**Given instruction:** Output all of the records exactly as written.

**Source records:**
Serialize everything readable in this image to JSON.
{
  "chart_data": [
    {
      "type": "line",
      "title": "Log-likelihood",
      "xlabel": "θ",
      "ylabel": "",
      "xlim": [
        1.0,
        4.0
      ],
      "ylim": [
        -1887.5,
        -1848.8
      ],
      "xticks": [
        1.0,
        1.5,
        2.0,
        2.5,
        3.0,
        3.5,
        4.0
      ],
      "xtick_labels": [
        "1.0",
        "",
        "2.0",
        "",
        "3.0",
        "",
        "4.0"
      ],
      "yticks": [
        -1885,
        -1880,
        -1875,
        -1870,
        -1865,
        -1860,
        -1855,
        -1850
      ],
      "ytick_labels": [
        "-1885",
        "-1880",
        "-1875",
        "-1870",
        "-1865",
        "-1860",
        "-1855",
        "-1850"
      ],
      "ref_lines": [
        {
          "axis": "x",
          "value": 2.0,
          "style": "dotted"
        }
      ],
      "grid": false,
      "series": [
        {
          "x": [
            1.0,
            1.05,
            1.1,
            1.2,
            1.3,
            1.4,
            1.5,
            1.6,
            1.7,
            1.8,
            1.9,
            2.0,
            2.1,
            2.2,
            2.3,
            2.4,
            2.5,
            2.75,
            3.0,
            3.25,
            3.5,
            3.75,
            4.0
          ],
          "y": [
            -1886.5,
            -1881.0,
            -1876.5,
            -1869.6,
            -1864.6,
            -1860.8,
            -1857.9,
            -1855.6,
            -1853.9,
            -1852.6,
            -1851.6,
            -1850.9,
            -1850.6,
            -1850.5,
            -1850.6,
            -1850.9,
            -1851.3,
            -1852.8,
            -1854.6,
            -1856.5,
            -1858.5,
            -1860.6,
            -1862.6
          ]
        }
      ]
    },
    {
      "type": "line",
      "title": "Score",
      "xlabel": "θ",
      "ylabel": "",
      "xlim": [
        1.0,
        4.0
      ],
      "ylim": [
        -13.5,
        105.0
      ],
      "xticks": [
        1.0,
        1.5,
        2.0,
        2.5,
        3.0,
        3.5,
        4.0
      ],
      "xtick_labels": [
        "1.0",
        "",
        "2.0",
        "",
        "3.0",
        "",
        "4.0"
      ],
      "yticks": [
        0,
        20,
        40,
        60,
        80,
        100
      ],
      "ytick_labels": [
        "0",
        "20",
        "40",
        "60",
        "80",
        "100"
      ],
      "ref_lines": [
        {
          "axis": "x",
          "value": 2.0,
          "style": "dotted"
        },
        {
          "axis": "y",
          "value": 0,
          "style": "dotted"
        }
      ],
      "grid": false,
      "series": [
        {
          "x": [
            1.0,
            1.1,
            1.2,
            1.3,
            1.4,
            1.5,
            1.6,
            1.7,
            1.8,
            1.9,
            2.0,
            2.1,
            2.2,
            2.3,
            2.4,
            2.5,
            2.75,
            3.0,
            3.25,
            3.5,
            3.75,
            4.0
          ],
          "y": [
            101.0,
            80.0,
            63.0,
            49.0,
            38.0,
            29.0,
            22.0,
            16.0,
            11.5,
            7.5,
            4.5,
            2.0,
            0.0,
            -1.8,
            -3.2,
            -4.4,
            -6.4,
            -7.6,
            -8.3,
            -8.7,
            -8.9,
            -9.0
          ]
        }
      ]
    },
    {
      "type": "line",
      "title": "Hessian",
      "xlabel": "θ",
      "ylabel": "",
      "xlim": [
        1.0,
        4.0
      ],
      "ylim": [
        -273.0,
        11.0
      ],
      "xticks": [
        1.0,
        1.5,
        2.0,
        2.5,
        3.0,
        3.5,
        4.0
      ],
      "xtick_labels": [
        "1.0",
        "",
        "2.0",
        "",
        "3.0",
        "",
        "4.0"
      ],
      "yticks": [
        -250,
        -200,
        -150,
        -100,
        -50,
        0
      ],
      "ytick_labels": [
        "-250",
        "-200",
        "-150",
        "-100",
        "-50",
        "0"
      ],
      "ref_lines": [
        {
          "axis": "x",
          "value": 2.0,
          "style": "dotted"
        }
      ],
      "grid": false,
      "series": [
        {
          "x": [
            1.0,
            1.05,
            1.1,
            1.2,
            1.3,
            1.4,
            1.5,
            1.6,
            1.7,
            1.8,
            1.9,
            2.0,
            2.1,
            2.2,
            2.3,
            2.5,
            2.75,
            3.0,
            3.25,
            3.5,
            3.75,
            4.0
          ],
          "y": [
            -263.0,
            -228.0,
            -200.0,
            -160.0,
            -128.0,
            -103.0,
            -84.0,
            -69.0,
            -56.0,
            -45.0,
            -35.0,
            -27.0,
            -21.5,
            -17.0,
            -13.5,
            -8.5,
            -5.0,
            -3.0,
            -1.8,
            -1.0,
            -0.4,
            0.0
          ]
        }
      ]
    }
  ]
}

**The output:**
Serialize everything readable in this image to JSON.
{
  "chart_data": [
    {
      "type": "line",
      "title": "Log-likelihood",
      "xlabel": "θ",
      "ylabel": "",
      "xlim": [
        1.0,
        4.0
      ],
      "ylim": [
        -1887.5,
        -1848.8
      ],
      "xticks": [
        1.0,
        1.5,
        2.0,
        2.5,
        3.0,
        3.5,
        4.0
      ],
      "xtick_labels": [
        "1.0",
        "",
        "2.0",
        "",
        "3.0",
        "",
        "4.0"
      ],
      "yticks": [
        -1885,
        -1880,
        -1875,
        -1870,
        -1865,
        -1860,
        -1855,
        -1850
      ],
      "ytick_labels": [
        "-1885",
        "-1880",
        "-1875",
        "-1870",
        "-1865",
        "-1860",
        "-1855",
        "-1850"
      ],
      "ref_lines": [
        {
          "axis": "x",
          "value": 2.0,
          "style": "dotted"
        }
      ],
      "grid": false,
      "series": [
        {
          "x": [
            1.0,
            1.05,
            1.1,
            1.2,
            1.3,
            1.4,
            1.5,
            1.6,
            1.7,
            1.8,
            1.9,
            2.0,
            2.1,
            2.2,
            2.3,
            2.4,
            2.5,
            2.75,
            3.0,
            3.25,
            3.5,
            3.75,
            4.0
          ],
          "y": [
            -1886.5,
            -1881.0,
            -1876.5,
            -1869.6,
            -1864.6,
            -1860.8,
            -1857.9,
            -1855.6,
            -1853.9,
            -1852.6,
            -1851.6,
            -1850.9,
            -1850.6,
            -1850.5,
            -1850.6,
            -1850.9,
            -1851.3,
            -1852.8,
            -1854.6,
            -1856.5,
            -1858.5,
            -1860.6,
            -1862.6
          ]
        }
      ]
    },
    {
      "type": "line",
      "title": "Score",
      "xlabel": "θ",
      "ylabel": "",
      "xlim": [
        1.0,
        4.0
      ],
      "ylim": [
        -13.5,
        105.0
      ],
      "xticks": [
        1.0,
        1.5,
        2.0,
        2.5,
        3.0,
        3.5,
        4.0
      ],
      "xtick_labels": [
        "1.0",
        "",
        "2.0",
        "",
        "3.0",
        "",
        "4.0"
      ],
      "yticks": [
        0,
        20,
        40,
        60,
        80,
        100
      ],
      "ytick_labels": [
        "0",
        "20",
        "40",
        "60",
        "80",
        "100"
      ],
      "ref_lines": [
        {
          "axis": "x",
          "value": 2.0,
          "style": "dotted"
        },
        {
          "axis": "y",
          "value": 0,
          "style": "dotted"
        }
      ],
      "grid": false,
      "series": [
        {
          "x": [
            1.0,
            1.1,
            1.2,
            1.3,
            1.4,
            1.5,
            1.6,
            1.7,
            1.8,
            1.9,
            2.0,
            2.1,
            2.2,
            2.3,
            2.4,
            2.5,
            2.75,
            3.0,
            3.25,
            3.5,
            3.75,
            4.0
          ],
          "y": [
            101.0,
            80.0,
            63.0,
            49.0,
            38.0,
            29.0,
            22.0,
            16.0,
            11.5,
            7.5,
            4.5,
            2.0,
            0.0,
            -1.8,
            -3.2,
            -4.4,
            -6.4,
            -7.6,
            -8.3,
            -8.7,
            -8.9,
            -9.0
          ]
        }
      ]
    },
    {
      "type": "line",
      "title": "Hessian",
      "xlabel": "θ",
      "ylabel": "",
      "xlim": [
        1.0,
        4.0
      ],
      "ylim": [
        -273.0,
        11.0
      ],
      "xticks": [
        1.0,
        1.5,
        2.0,
        2.5,
        3.0,
        3.5,
        4.0
      ],
      "xtick_labels": [
        "1.0",
        "",
        "2.0",
        "",
        "3.0",
        "",
        "4.0"
      ],
      "yticks": [
        -250,
        -200,
        -150,
        -100,
        -50,
        0
      ],
      "ytick_labels": [
        "-250",
        "-200",
        "-150",
        "-100",
        "-50",
        "0"
      ],
      "ref_lines": [
        {
          "axis": "x",
          "value": 2.0,
          "style": "dotted"
        }
      ],
      "grid": false,
      "series": [
        {
          "x": [
            1.0,
            1.05,
            1.1,
            1.2,
            1.3,
            1.4,
            1.5,
            1.6,
            1.7,
            1.8,
            1.9,
            2.0,
            2.1,
            2.2,
            2.3,
            2.5,
            2.75,
            3.0,
            3.25,
            3.5,
            3.75,
            4.0
          ],
          "y": [
            -263.0,
            -228.0,
            -200.0,
            -160.0,
            -128.0,
            -103.0,
            -84.0,
            -69.0,
            -56.0,
            -45.0,
            -35.0,
            -27.0,
            -21.5,
            -17.0,
            -13.5,
            -8.5,
            -5.0,
            -3.0,
            -1.8,
            -1.0,
            -0.4,
            0.0
          ]
        }
      ]
    }
  ]
}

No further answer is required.